Please repeat the records below, changing every "Patent image size" to "Figure dimensions" and keeping everything else the same.

Some records:
--------------------

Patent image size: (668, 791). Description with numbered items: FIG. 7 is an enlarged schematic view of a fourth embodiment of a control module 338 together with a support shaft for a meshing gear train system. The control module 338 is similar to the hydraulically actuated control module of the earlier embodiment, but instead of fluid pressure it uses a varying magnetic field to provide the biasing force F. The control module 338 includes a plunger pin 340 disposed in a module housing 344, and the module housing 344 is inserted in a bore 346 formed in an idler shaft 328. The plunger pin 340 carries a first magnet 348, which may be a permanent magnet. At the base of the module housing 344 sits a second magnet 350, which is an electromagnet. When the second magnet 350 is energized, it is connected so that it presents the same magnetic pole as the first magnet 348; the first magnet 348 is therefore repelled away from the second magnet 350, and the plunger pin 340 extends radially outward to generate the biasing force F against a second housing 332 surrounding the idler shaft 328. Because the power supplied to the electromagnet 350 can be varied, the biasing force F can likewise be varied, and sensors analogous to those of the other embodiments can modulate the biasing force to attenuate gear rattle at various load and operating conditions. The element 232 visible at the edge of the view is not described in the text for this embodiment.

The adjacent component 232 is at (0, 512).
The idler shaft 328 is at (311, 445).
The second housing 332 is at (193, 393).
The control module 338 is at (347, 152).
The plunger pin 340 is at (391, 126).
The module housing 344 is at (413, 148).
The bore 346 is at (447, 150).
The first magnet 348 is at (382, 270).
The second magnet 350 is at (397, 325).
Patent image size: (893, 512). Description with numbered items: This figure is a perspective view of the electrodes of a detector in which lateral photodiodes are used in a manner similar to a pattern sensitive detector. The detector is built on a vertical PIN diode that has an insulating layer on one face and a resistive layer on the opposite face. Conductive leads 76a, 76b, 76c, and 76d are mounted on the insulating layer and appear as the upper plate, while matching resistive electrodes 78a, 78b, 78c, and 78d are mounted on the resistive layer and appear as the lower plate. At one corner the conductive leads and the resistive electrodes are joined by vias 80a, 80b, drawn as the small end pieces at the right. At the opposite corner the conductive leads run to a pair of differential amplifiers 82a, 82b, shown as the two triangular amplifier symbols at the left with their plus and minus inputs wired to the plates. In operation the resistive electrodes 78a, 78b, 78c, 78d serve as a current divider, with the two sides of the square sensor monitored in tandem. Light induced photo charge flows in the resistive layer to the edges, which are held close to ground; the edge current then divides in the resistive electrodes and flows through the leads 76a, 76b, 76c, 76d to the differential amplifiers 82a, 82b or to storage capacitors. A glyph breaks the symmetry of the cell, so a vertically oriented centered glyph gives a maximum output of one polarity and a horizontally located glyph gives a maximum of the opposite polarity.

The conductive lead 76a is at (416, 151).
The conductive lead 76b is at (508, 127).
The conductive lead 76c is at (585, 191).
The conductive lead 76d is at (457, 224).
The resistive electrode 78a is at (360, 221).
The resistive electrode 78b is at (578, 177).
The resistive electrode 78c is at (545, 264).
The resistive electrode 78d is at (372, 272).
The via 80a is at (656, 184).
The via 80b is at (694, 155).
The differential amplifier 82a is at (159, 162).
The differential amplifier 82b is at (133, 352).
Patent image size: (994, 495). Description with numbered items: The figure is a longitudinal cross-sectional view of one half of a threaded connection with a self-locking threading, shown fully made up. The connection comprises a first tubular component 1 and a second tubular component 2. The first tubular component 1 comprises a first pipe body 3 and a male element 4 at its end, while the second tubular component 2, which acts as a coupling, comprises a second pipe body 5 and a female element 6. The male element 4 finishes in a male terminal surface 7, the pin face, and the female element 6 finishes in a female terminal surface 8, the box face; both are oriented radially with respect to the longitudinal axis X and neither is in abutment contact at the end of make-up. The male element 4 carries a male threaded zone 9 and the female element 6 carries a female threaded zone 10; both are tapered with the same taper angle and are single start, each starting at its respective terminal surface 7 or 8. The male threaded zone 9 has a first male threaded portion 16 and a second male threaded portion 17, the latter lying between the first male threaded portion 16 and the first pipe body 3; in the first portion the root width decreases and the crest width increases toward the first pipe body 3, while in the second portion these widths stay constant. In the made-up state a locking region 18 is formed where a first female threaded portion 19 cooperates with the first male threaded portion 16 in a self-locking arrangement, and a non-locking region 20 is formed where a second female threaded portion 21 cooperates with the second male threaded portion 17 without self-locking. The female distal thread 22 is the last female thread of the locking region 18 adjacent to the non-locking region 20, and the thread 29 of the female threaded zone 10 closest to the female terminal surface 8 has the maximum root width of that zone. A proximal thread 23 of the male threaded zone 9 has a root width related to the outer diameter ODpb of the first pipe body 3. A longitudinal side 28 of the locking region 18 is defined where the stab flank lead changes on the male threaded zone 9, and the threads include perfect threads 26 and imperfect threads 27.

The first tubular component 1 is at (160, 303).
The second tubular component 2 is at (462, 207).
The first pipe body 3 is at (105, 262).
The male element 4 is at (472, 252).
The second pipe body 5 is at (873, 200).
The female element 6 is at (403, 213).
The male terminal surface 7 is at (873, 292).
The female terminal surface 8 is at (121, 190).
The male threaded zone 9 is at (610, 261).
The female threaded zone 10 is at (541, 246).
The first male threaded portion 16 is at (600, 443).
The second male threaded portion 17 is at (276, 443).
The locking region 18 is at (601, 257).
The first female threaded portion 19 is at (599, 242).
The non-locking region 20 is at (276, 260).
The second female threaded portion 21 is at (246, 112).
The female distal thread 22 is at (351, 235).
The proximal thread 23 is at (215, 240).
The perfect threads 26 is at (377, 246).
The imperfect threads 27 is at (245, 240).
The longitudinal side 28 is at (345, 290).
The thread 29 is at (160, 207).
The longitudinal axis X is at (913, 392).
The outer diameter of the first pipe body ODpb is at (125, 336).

--------------------

> [Output for this task]
Figure dimensions: (668, 791). Description with numbered items: FIG. 7 is an enlarged schematic view of a fourth embodiment of a control module 338 together with a support shaft for a meshing gear train system. The control module 338 is similar to the hydraulically actuated control module of the earlier embodiment, but instead of fluid pressure it uses a varying magnetic field to provide the biasing force F. The control module 338 includes a plunger pin 340 disposed in a module housing 344, and the module housing 344 is inserted in a bore 346 formed in an idler shaft 328. The plunger pin 340 carries a first magnet 348, which may be a permanent magnet. At the base of the module housing 344 sits a second magnet 350, which is an electromagnet. When the second magnet 350 is energized, it is connected so that it presents the same magnetic pole as the first magnet 348; the first magnet 348 is therefore repelled away from the second magnet 350, and the plunger pin 340 extends radially outward to generate the biasing force F against a second housing 332 surrounding the idler shaft 328. Because the power supplied to the electromagnet 350 can be varied, the biasing force F can likewise be varied, and sensors analogous to those of the other embodiments can modulate the biasing force to attenuate gear rattle at various load and operating conditions. The element 232 visible at the edge of the view is not described in the text for this embodiment.

The adjacent component 232 is at (0, 512).
The idler shaft 328 is at (311, 445).
The second housing 332 is at (193, 393).
The control module 338 is at (347, 152).
The plunger pin 340 is at (391, 126).
The module housing 344 is at (413, 148).
The bore 346 is at (447, 150).
The first magnet 348 is at (382, 270).
The second magnet 350 is at (397, 325).
Figure dimensions: (893, 512). Description with numbered items: This figure is a perspective view of the electrodes of a detector in which lateral photodiodes are used in a manner similar to a pattern sensitive detector. The detector is built on a vertical PIN diode that has an insulating layer on one face and a resistive layer on the opposite face. Conductive leads 76a, 76b, 76c, and 76d are mounted on the insulating layer and appear as the upper plate, while matching resistive electrodes 78a, 78b, 78c, and 78d are mounted on the resistive layer and appear as the lower plate. At one corner the conductive leads and the resistive electrodes are joined by vias 80a, 80b, drawn as the small end pieces at the right. At the opposite corner the conductive leads run to a pair of differential amplifiers 82a, 82b, shown as the two triangular amplifier symbols at the left with their plus and minus inputs wired to the plates. In operation the resistive electrodes 78a, 78b, 78c, 78d serve as a current divider, with the two sides of the square sensor monitored in tandem. Light induced photo charge flows in the resistive layer to the edges, which are held close to ground; the edge current then divides in the resistive electrodes and flows through the leads 76a, 76b, 76c, 76d to the differential amplifiers 82a, 82b or to storage capacitors. A glyph breaks the symmetry of the cell, so a vertically oriented centered glyph gives a maximum output of one polarity and a horizontally located glyph gives a maximum of the opposite polarity.

The conductive lead 76a is at (416, 151).
The conductive lead 76b is at (508, 127).
The conductive lead 76c is at (585, 191).
The conductive lead 76d is at (457, 224).
The resistive electrode 78a is at (360, 221).
The resistive electrode 78b is at (578, 177).
The resistive electrode 78c is at (545, 264).
The resistive electrode 78d is at (372, 272).
The via 80a is at (656, 184).
The via 80b is at (694, 155).
The differential amplifier 82a is at (159, 162).
The differential amplifier 82b is at (133, 352).
Figure dimensions: (994, 495). Description with numbered items: The figure is a longitudinal cross-sectional view of one half of a threaded connection with a self-locking threading, shown fully made up. The connection comprises a first tubular component 1 and a second tubular component 2. The first tubular component 1 comprises a first pipe body 3 and a male element 4 at its end, while the second tubular component 2, which acts as a coupling, comprises a second pipe body 5 and a female element 6. The male element 4 finishes in a male terminal surface 7, the pin face, and the female element 6 finishes in a female terminal surface 8, the box face; both are oriented radially with respect to the longitudinal axis X and neither is in abutment contact at the end of make-up. The male element 4 carries a male threaded zone 9 and the female element 6 carries a female threaded zone 10; both are tapered with the same taper angle and are single start, each starting at its respective terminal surface 7 or 8. The male threaded zone 9 has a first male threaded portion 16 and a second male threaded portion 17, the latter lying between the first male threaded portion 16 and the first pipe body 3; in the first portion the root width decreases and the crest width increases toward the first pipe body 3, while in the second portion these widths stay constant. In the made-up state a locking region 18 is formed where a first female threaded portion 19 cooperates with the first male threaded portion 16 in a self-locking arrangement, and a non-locking region 20 is formed where a second female threaded portion 21 cooperates with the second male threaded portion 17 without self-locking. The female distal thread 22 is the last female thread of the locking region 18 adjacent to the non-locking region 20, and the thread 29 of the female threaded zone 10 closest to the female terminal surface 8 has the maximum root width of that zone. A proximal thread 23 of the male threaded zone 9 has a root width related to the outer diameter ODpb of the first pipe body 3. A longitudinal side 28 of the locking region 18 is defined where the stab flank lead changes on the male threaded zone 9, and the threads include perfect threads 26 and imperfect threads 27.

The first tubular component 1 is at (160, 303).
The second tubular component 2 is at (462, 207).
The first pipe body 3 is at (105, 262).
The male element 4 is at (472, 252).
The second pipe body 5 is at (873, 200).
The female element 6 is at (403, 213).
The male terminal surface 7 is at (873, 292).
The female terminal surface 8 is at (121, 190).
The male threaded zone 9 is at (610, 261).
The female threaded zone 10 is at (541, 246).
The first male threaded portion 16 is at (600, 443).
The second male threaded portion 17 is at (276, 443).
The locking region 18 is at (601, 257).
The first female threaded portion 19 is at (599, 242).
The non-locking region 20 is at (276, 260).
The second female threaded portion 21 is at (246, 112).
The female distal thread 22 is at (351, 235).
The proximal thread 23 is at (215, 240).
The perfect threads 26 is at (377, 246).
The imperfect threads 27 is at (245, 240).
The longitudinal side 28 is at (345, 290).
The thread 29 is at (160, 207).
The longitudinal axis X is at (913, 392).
The outer diameter of the first pipe body ODpb is at (125, 336).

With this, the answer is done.